------ Information supplied ------
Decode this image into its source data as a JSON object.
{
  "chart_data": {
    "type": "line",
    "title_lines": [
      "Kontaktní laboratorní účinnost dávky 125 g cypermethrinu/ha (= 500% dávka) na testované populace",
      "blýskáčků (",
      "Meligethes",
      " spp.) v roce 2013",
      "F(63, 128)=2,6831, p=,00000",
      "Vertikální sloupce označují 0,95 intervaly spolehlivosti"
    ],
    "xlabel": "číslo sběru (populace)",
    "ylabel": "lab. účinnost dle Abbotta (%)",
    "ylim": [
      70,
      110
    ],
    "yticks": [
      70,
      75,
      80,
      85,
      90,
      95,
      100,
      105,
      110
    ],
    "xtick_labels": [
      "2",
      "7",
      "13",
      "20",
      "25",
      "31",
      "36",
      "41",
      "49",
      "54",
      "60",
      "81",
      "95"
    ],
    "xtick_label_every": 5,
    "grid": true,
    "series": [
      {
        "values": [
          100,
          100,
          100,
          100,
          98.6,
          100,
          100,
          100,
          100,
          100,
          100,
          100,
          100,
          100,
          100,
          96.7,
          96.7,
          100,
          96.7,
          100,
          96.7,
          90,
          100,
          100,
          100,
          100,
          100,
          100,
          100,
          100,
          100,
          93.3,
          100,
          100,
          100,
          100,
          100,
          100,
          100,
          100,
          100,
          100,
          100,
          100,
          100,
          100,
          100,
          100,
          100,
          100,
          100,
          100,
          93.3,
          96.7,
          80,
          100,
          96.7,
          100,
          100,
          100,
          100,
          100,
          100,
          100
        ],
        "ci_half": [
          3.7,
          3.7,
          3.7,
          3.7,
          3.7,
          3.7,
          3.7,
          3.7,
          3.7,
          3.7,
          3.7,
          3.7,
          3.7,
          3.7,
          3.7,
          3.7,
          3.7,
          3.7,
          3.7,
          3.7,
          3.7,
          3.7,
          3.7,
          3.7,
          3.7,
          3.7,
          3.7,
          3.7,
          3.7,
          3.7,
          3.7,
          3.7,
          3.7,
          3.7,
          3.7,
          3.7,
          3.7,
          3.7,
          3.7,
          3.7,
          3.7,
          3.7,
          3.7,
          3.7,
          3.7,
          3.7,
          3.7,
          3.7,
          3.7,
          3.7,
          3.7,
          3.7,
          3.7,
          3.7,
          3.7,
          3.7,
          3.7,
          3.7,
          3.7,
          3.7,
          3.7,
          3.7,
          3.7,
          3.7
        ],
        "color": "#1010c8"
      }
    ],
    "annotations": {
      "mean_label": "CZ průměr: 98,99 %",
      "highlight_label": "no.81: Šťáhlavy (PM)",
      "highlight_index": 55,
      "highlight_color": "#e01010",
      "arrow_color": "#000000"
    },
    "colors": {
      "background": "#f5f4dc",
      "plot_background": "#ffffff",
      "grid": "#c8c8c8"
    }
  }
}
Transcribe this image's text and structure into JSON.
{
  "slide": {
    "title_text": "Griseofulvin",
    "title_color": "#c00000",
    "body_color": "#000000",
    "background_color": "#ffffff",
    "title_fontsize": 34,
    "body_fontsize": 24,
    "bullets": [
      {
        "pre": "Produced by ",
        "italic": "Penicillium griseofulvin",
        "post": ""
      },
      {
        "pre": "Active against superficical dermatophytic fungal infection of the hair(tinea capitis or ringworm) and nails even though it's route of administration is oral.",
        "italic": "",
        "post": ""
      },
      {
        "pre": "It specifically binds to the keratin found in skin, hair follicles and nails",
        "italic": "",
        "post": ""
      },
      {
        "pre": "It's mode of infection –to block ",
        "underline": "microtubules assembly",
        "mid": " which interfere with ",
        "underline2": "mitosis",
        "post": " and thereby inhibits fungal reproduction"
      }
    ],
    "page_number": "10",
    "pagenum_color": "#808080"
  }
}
------
> _Task to complete_: From the records given above, copy all lines containing "ffffff".

> _Full answer_:
      "plot_background": "#ffffff",
    "background_color": "#ffffff",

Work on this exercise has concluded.